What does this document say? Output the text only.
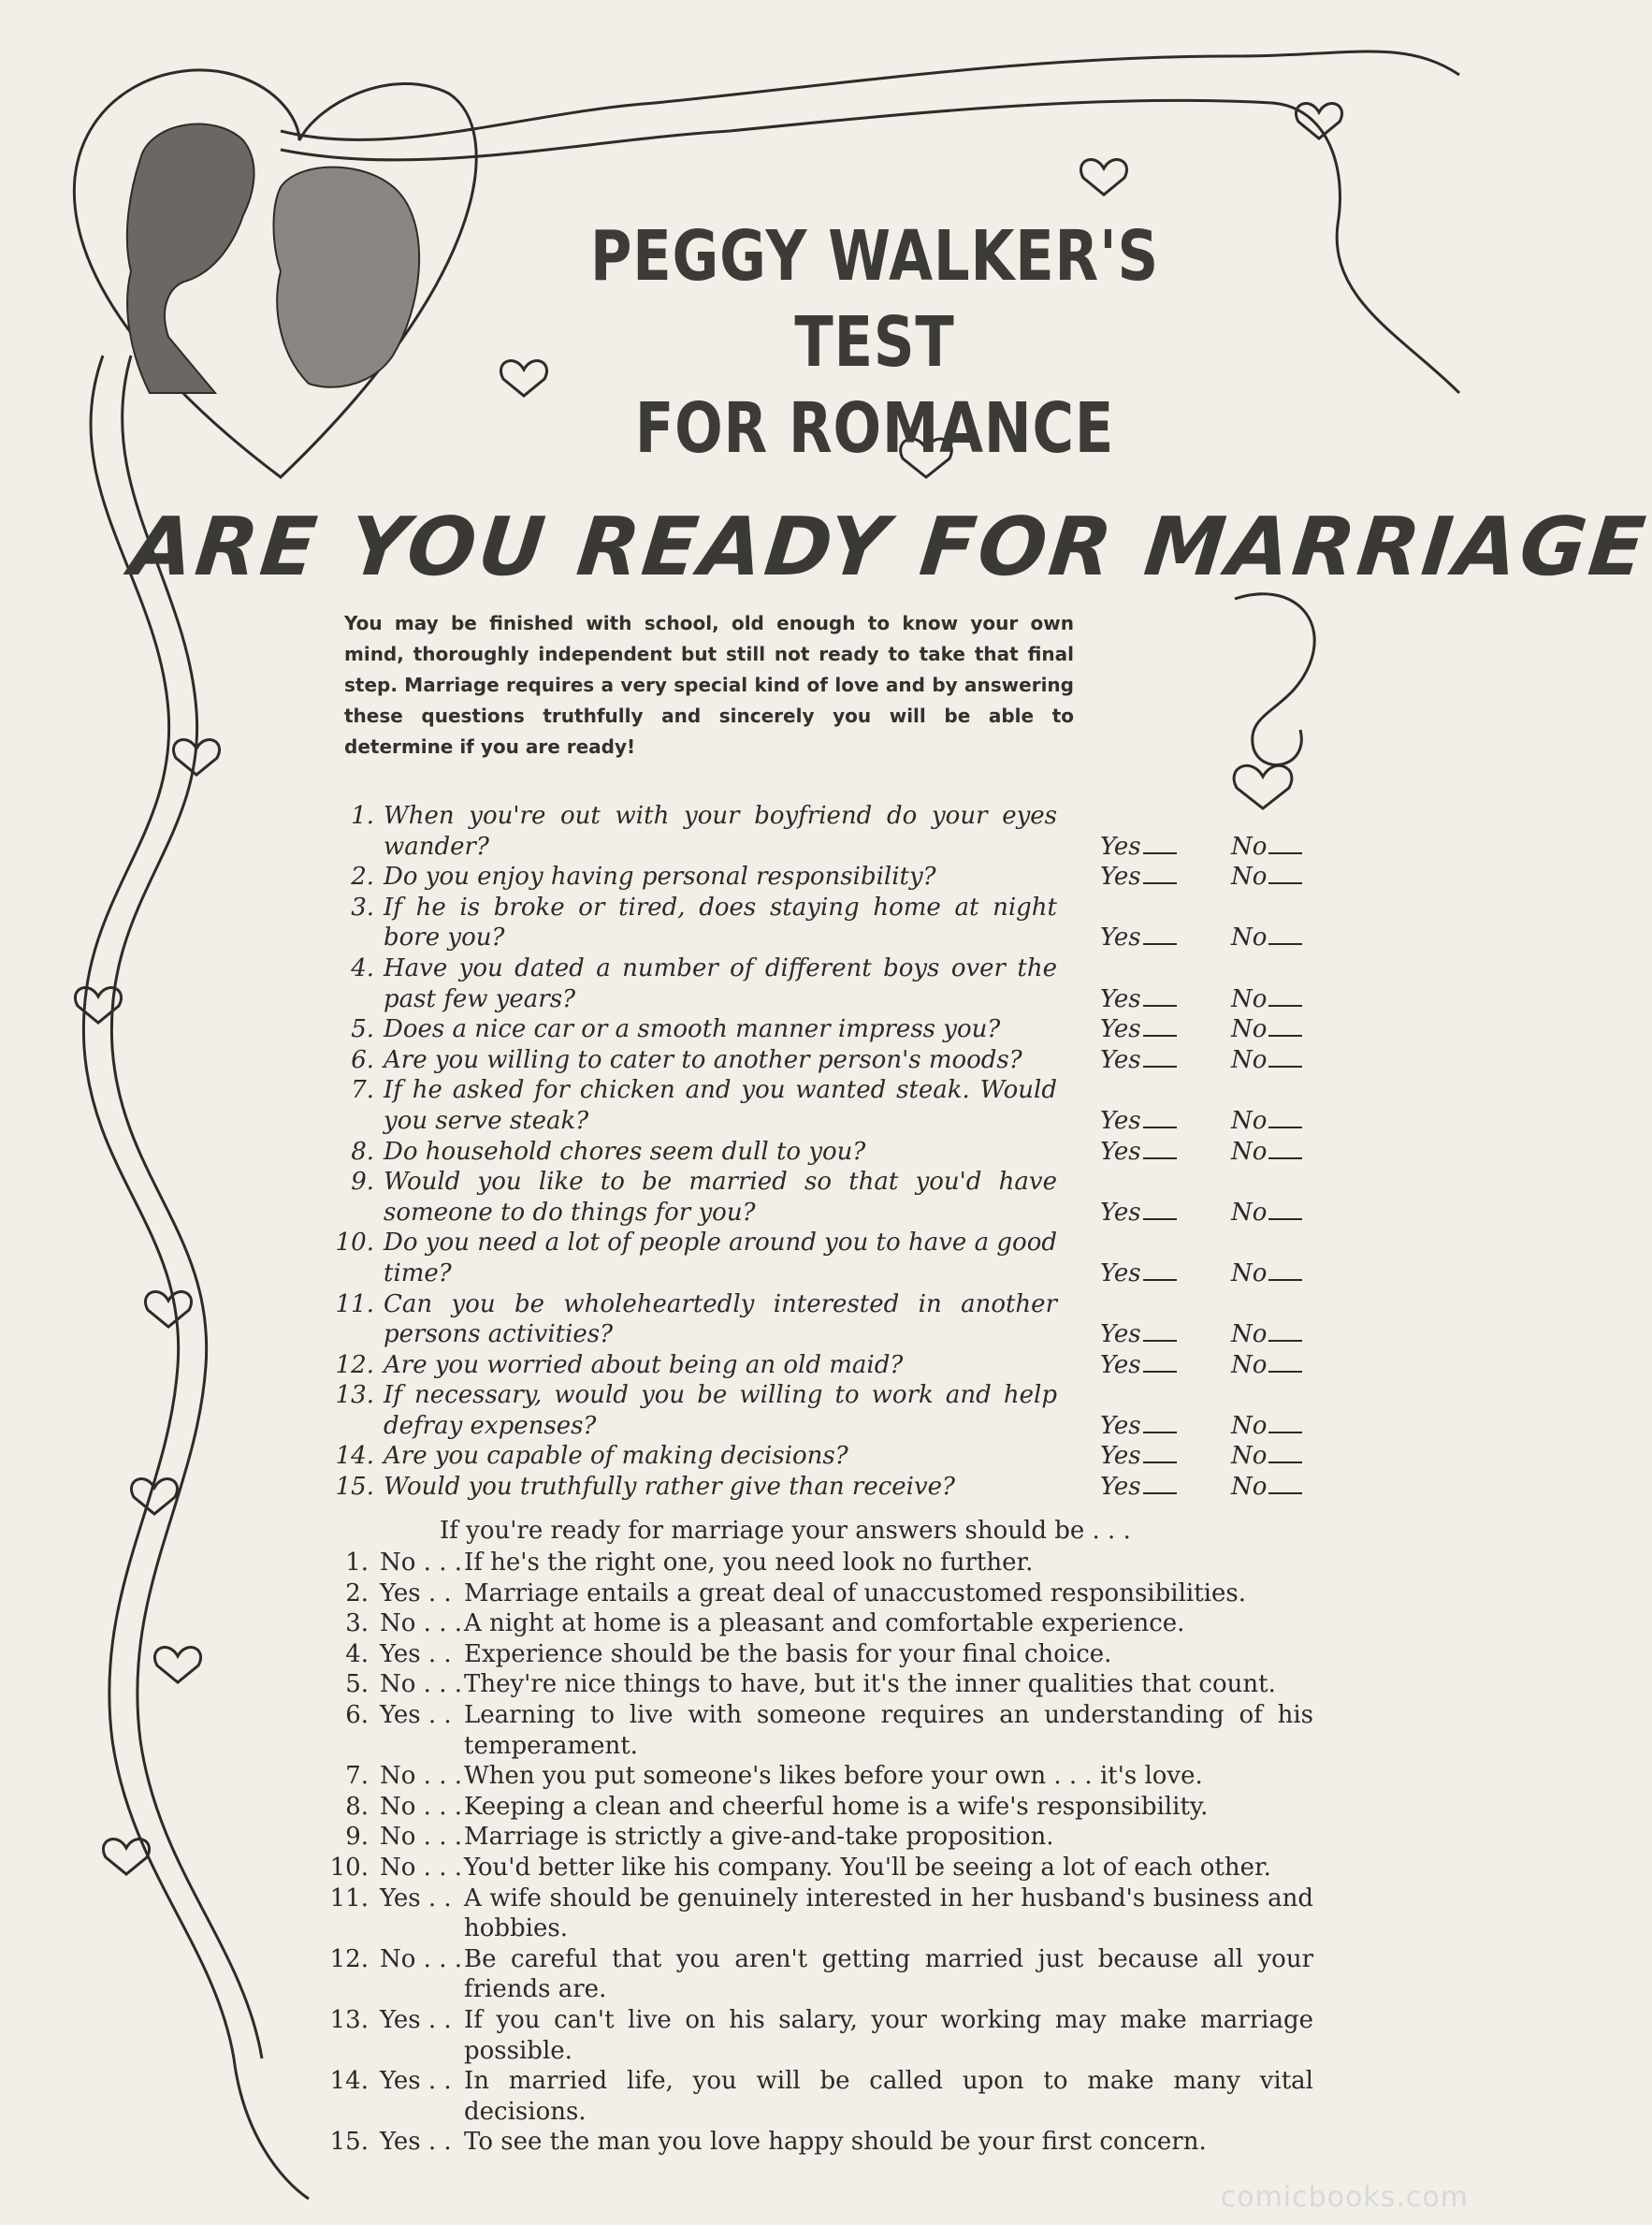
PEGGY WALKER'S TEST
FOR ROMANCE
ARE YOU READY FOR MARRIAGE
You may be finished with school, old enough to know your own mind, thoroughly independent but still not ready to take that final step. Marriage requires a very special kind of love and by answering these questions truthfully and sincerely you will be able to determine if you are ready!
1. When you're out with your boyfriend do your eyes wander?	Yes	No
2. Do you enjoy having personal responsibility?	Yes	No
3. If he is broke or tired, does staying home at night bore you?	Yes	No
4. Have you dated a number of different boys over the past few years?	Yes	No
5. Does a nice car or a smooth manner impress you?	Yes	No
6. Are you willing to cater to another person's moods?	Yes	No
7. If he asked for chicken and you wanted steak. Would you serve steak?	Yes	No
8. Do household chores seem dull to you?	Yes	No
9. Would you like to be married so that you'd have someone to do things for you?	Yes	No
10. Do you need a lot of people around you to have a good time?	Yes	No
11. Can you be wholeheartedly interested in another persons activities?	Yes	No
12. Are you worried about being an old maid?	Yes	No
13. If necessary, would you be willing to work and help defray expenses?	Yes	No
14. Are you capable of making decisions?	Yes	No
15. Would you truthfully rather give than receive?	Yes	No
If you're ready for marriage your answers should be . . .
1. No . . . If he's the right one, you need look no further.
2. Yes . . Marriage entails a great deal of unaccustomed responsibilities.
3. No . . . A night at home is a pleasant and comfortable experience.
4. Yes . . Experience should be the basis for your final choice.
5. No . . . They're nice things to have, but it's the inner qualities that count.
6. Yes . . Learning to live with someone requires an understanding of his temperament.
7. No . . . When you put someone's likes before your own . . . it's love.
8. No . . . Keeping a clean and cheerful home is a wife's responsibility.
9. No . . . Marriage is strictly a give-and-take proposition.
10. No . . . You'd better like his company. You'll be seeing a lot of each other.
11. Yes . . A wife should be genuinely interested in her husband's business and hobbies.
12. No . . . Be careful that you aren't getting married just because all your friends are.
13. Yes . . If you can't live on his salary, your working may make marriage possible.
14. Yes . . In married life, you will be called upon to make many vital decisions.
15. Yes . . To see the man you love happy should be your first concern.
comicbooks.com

====

Instructions for the task
Pictures in the records above are not copied; print everything else exactly.

Solved problem
What does this document say? Output the text only.
PEGGY WALKER'S TEST
FOR ROMANCE
ARE YOU READY FOR MARRIAGE
You may be finished with school, old enough to know your own mind, thoroughly independent but still not ready to take that final step. Marriage requires a very special kind of love and by answering these questions truthfully and sincerely you will be able to determine if you are ready!
1. When you're out with your boyfriend do your eyes wander?	Yes	No
2. Do you enjoy having personal responsibility?	Yes	No
3. If he is broke or tired, does staying home at night bore you?	Yes	No
4. Have you dated a number of different boys over the past few years?	Yes	No
5. Does a nice car or a smooth manner impress you?	Yes	No
6. Are you willing to cater to another person's moods?	Yes	No
7. If he asked for chicken and you wanted steak. Would you serve steak?	Yes	No
8. Do household chores seem dull to you?	Yes	No
9. Would you like to be married so that you'd have someone to do things for you?	Yes	No
10. Do you need a lot of people around you to have a good time?	Yes	No
11. Can you be wholeheartedly interested in another persons activities?	Yes	No
12. Are you worried about being an old maid?	Yes	No
13. If necessary, would you be willing to work and help defray expenses?	Yes	No
14. Are you capable of making decisions?	Yes	No
15. Would you truthfully rather give than receive?	Yes	No
If you're ready for marriage your answers should be . . .
1. No . . . If he's the right one, you need look no further.
2. Yes . . Marriage entails a great deal of unaccustomed responsibilities.
3. No . . . A night at home is a pleasant and comfortable experience.
4. Yes . . Experience should be the basis for your final choice.
5. No . . . They're nice things to have, but it's the inner qualities that count.
6. Yes . . Learning to live with someone requires an understanding of his temperament.
7. No . . . When you put someone's likes before your own . . . it's love.
8. No . . . Keeping a clean and cheerful home is a wife's responsibility.
9. No . . . Marriage is strictly a give-and-take proposition.
10. No . . . You'd better like his company. You'll be seeing a lot of each other.
11. Yes . . A wife should be genuinely interested in her husband's business and hobbies.
12. No . . . Be careful that you aren't getting married just because all your friends are.
13. Yes . . If you can't live on his salary, your working may make marriage possible.
14. Yes . . In married life, you will be called upon to make many vital decisions.
15. Yes . . To see the man you love happy should be your first concern.
comicbooks.com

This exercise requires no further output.